What to work on:
Say only how many lines contain the word "газа".

______

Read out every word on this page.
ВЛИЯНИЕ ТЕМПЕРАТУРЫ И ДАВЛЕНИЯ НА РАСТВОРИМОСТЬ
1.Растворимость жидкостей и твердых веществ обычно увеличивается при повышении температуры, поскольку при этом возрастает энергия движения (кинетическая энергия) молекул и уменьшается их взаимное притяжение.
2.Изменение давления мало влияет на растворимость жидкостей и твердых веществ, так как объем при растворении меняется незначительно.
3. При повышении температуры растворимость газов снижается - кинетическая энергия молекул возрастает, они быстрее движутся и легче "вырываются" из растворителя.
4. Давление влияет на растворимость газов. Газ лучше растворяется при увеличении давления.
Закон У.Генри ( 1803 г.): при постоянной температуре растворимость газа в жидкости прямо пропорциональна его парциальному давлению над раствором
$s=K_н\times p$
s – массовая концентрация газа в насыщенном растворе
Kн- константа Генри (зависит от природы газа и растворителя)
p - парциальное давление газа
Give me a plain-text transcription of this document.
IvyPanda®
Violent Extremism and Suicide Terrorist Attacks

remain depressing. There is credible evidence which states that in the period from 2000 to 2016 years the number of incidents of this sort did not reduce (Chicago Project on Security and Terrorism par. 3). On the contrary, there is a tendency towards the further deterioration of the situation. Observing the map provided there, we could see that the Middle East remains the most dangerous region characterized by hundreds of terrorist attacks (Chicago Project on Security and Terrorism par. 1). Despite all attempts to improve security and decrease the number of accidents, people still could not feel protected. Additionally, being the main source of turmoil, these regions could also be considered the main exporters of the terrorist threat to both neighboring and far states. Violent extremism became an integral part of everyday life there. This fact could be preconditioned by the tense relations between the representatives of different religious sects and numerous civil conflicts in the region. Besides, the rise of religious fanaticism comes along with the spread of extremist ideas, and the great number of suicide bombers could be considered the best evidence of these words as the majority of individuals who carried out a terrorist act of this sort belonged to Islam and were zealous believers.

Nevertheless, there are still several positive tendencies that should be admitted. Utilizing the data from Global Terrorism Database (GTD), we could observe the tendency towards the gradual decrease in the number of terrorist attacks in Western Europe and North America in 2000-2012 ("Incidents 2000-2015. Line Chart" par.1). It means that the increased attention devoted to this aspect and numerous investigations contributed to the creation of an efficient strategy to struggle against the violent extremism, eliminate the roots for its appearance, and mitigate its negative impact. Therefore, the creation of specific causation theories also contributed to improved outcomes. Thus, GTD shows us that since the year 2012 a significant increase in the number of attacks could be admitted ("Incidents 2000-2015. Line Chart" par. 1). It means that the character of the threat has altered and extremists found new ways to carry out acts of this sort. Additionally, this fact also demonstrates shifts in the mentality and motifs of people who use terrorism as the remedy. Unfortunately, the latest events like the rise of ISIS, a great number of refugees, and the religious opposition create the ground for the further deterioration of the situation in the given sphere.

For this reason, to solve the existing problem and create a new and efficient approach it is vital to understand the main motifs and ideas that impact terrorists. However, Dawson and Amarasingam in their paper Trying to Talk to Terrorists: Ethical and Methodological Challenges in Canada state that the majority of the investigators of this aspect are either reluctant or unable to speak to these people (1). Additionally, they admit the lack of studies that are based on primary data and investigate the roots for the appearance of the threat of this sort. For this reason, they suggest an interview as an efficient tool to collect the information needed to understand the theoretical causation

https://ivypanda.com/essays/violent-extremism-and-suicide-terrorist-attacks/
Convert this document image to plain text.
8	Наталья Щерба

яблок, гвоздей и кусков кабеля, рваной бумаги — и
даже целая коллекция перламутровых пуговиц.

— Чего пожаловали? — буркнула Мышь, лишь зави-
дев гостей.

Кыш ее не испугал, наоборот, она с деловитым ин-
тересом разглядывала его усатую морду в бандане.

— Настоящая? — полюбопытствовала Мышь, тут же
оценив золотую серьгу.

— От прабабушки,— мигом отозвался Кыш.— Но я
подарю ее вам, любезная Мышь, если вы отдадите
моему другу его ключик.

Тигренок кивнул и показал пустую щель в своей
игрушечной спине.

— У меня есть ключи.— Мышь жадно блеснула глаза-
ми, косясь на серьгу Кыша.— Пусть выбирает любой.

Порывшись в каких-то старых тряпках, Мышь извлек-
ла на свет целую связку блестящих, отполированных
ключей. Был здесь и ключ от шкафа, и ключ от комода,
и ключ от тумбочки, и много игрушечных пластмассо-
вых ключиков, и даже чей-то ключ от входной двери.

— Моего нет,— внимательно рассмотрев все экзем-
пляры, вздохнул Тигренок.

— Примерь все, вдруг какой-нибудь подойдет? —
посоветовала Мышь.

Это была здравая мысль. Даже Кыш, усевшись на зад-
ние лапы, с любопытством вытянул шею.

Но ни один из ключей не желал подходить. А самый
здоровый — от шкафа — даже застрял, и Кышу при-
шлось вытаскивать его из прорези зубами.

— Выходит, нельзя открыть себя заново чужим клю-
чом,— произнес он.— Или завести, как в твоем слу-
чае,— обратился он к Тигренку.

______

Solution:
4